##### Provided information

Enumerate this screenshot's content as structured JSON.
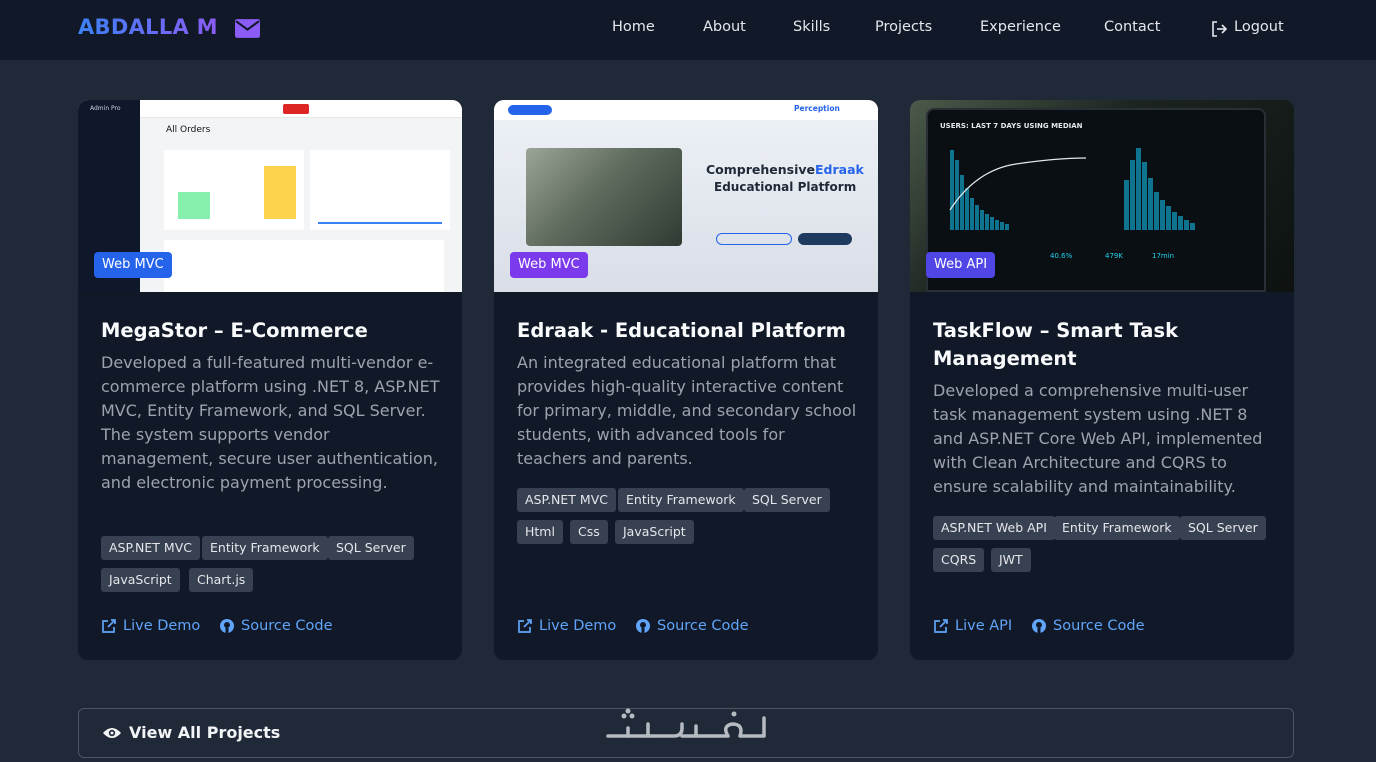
{
  "navbar": {
    "brand": "ABDALLA M",
    "links": [
      "Home",
      "About",
      "Skills",
      "Projects",
      "Experience",
      "Contact"
    ],
    "logout": "Logout"
  },
  "projects": [
    {
      "badge": "Web MVC",
      "badge_color": "#2563eb",
      "title": "MegaStor – E-Commerce",
      "description": "Developed a full-featured multi-vendor e-commerce platform using .NET 8, ASP.NET MVC, Entity Framework, and SQL Server. The system supports vendor management, secure user authentication, and electronic payment processing.",
      "tags": [
        "ASP.NET MVC",
        "Entity Framework",
        "SQL Server",
        "JavaScript",
        "Chart.js"
      ],
      "link1": "Live Demo",
      "link2": "Source Code",
      "thumb": {
        "sidebar_brand": "Admin Pro",
        "page_title": "All Orders"
      }
    },
    {
      "badge": "Web MVC",
      "badge_color": "#7c3aed",
      "title": "Edraak - Educational Platform",
      "description": "An integrated educational platform that provides high-quality interactive content for primary, middle, and secondary school students, with advanced tools for teachers and parents.",
      "tags": [
        "ASP.NET MVC",
        "Entity Framework",
        "SQL Server",
        "Html",
        "Css",
        "JavaScript"
      ],
      "link1": "Live Demo",
      "link2": "Source Code",
      "thumb": {
        "heading_a": "Comprehensive",
        "heading_b": "Edraak",
        "heading_c": "Educational Platform",
        "logo": "Perception"
      }
    },
    {
      "badge": "Web API",
      "badge_color": "#4f46e5",
      "title": "TaskFlow – Smart Task Management",
      "description": "Developed a comprehensive multi-user task management system using .NET 8 and ASP.NET Core Web API, implemented with Clean Architecture and CQRS to ensure scalability and maintainability.",
      "tags": [
        "ASP.NET Web API",
        "Entity Framework",
        "SQL Server",
        "CQRS",
        "JWT"
      ],
      "link1": "Live API",
      "link2": "Source Code",
      "thumb": {
        "header": "USERS: LAST 7 DAYS USING MEDIAN",
        "stat1": "479K",
        "stat2": "17min",
        "stat3": "40.6%"
      }
    }
  ],
  "view_all": {
    "label": "View All Projects"
  },
  "watermark": "خمسات",
  "colors": {
    "accent": "#60a5fa",
    "bg": "#1f2937",
    "card": "#111827",
    "tag": "#374151"
  }
}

##########

» **Your goal**
Quote the records above in full, dropping each picture.

» **Reply**
Enumerate this screenshot's content as structured JSON.
{
  "navbar": {
    "brand": "ABDALLA M",
    "links": [
      "Home",
      "About",
      "Skills",
      "Projects",
      "Experience",
      "Contact"
    ],
    "logout": "Logout"
  },
  "projects": [
    {
      "badge": "Web MVC",
      "badge_color": "#2563eb",
      "title": "MegaStor – E-Commerce",
      "description": "Developed a full-featured multi-vendor e-commerce platform using .NET 8, ASP.NET MVC, Entity Framework, and SQL Server. The system supports vendor management, secure user authentication, and electronic payment processing.",
      "tags": [
        "ASP.NET MVC",
        "Entity Framework",
        "SQL Server",
        "JavaScript",
        "Chart.js"
      ],
      "link1": "Live Demo",
      "link2": "Source Code",
      "thumb": {
        "sidebar_brand": "Admin Pro",
        "page_title": "All Orders"
      }
    },
    {
      "badge": "Web MVC",
      "badge_color": "#7c3aed",
      "title": "Edraak - Educational Platform",
      "description": "An integrated educational platform that provides high-quality interactive content for primary, middle, and secondary school students, with advanced tools for teachers and parents.",
      "tags": [
        "ASP.NET MVC",
        "Entity Framework",
        "SQL Server",
        "Html",
        "Css",
        "JavaScript"
      ],
      "link1": "Live Demo",
      "link2": "Source Code",
      "thumb": {
        "heading_a": "Comprehensive",
        "heading_b": "Edraak",
        "heading_c": "Educational Platform",
        "logo": "Perception"
      }
    },
    {
      "badge": "Web API",
      "badge_color": "#4f46e5",
      "title": "TaskFlow – Smart Task Management",
      "description": "Developed a comprehensive multi-user task management system using .NET 8 and ASP.NET Core Web API, implemented with Clean Architecture and CQRS to ensure scalability and maintainability.",
      "tags": [
        "ASP.NET Web API",
        "Entity Framework",
        "SQL Server",
        "CQRS",
        "JWT"
      ],
      "link1": "Live API",
      "link2": "Source Code",
      "thumb": {
        "header": "USERS: LAST 7 DAYS USING MEDIAN",
        "stat1": "479K",
        "stat2": "17min",
        "stat3": "40.6%"
      }
    }
  ],
  "view_all": {
    "label": "View All Projects"
  },
  "watermark": "خمسات",
  "colors": {
    "accent": "#60a5fa",
    "bg": "#1f2937",
    "card": "#111827",
    "tag": "#374151"
  }
}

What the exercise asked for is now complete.